[Exercise task] Return only the count of lines in which the word "this" appears.

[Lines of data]

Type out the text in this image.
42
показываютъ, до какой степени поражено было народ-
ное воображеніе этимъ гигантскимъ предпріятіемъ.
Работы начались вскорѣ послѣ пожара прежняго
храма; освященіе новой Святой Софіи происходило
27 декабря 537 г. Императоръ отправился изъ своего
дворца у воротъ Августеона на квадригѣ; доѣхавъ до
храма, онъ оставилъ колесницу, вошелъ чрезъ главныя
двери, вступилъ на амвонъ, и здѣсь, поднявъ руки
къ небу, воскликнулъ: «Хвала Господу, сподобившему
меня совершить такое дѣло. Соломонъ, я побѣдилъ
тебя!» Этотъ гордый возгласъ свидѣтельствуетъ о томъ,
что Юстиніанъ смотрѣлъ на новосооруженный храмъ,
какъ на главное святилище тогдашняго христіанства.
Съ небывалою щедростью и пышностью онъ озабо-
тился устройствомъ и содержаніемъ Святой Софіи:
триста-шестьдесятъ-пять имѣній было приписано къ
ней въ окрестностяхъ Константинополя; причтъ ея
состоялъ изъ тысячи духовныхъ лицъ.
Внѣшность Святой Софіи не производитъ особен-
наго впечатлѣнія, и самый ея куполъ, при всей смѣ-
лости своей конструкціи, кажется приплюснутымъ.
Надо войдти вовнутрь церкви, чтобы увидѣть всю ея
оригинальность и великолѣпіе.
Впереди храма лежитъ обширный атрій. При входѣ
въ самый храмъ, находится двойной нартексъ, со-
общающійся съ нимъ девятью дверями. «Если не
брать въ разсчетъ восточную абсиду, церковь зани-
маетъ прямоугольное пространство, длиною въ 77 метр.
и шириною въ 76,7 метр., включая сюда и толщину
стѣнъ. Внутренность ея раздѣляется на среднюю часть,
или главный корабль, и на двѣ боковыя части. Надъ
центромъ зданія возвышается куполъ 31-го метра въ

--

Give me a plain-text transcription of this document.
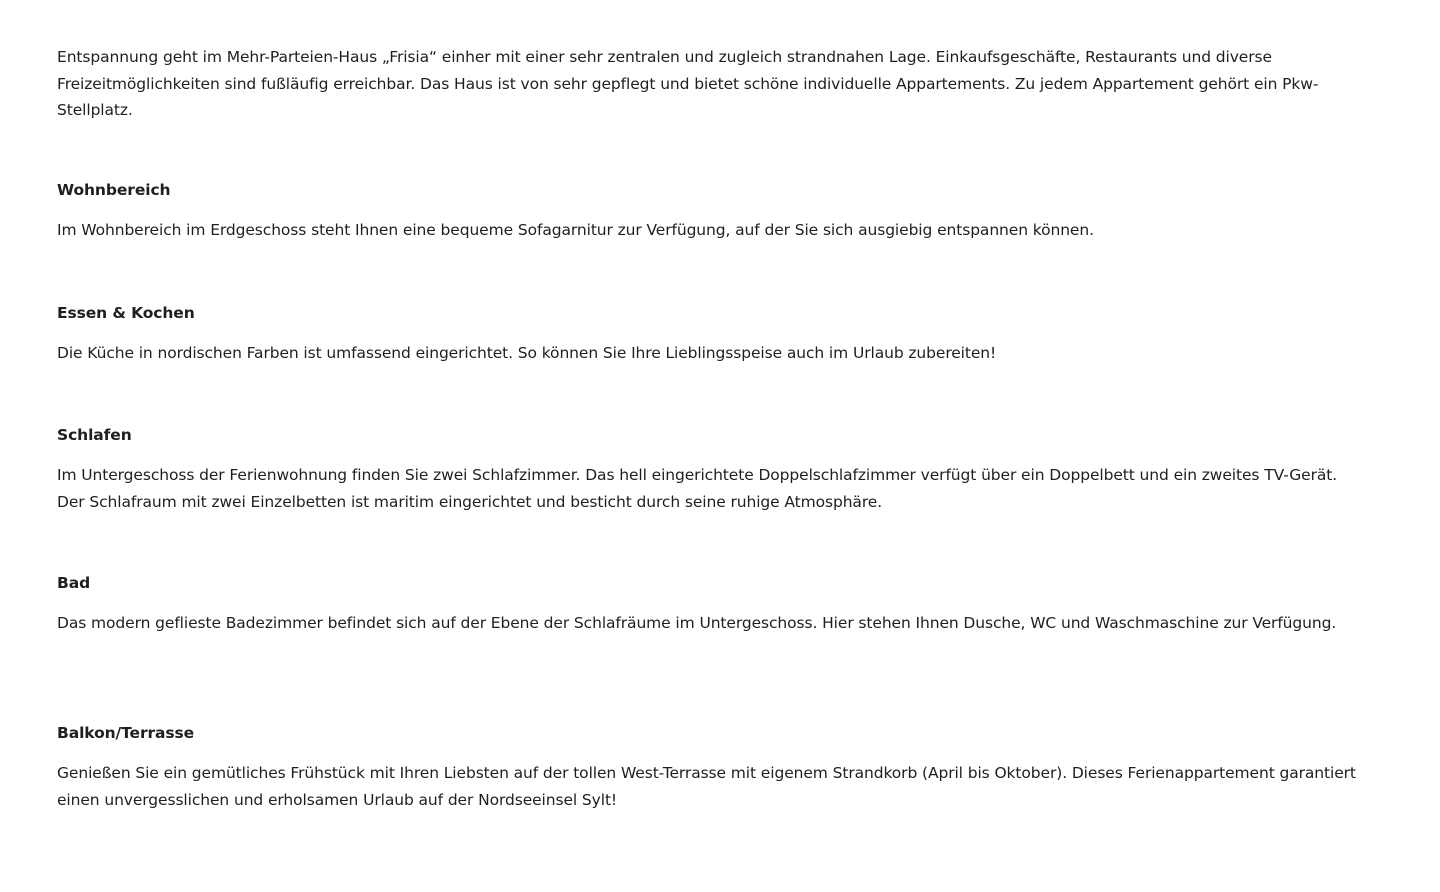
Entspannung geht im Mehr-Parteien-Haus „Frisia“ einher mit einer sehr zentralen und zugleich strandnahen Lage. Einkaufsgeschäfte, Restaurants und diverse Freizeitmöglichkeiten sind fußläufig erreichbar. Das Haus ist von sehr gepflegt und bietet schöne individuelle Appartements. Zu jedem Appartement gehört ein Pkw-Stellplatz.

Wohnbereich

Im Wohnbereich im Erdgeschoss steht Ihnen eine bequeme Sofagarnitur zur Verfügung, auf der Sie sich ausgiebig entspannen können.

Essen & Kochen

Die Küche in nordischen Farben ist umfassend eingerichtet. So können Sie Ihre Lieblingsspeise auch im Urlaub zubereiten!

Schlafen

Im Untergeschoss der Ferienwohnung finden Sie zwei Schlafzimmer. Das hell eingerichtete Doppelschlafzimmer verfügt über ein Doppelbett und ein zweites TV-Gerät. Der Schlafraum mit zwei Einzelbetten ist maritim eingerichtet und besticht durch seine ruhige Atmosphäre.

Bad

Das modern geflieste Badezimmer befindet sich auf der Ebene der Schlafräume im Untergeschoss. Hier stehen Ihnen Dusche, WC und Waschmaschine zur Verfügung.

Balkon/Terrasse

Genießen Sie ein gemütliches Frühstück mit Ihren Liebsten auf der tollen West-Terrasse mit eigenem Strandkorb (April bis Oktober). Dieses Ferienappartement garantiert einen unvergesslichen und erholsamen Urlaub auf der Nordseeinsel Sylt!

[Task result] 2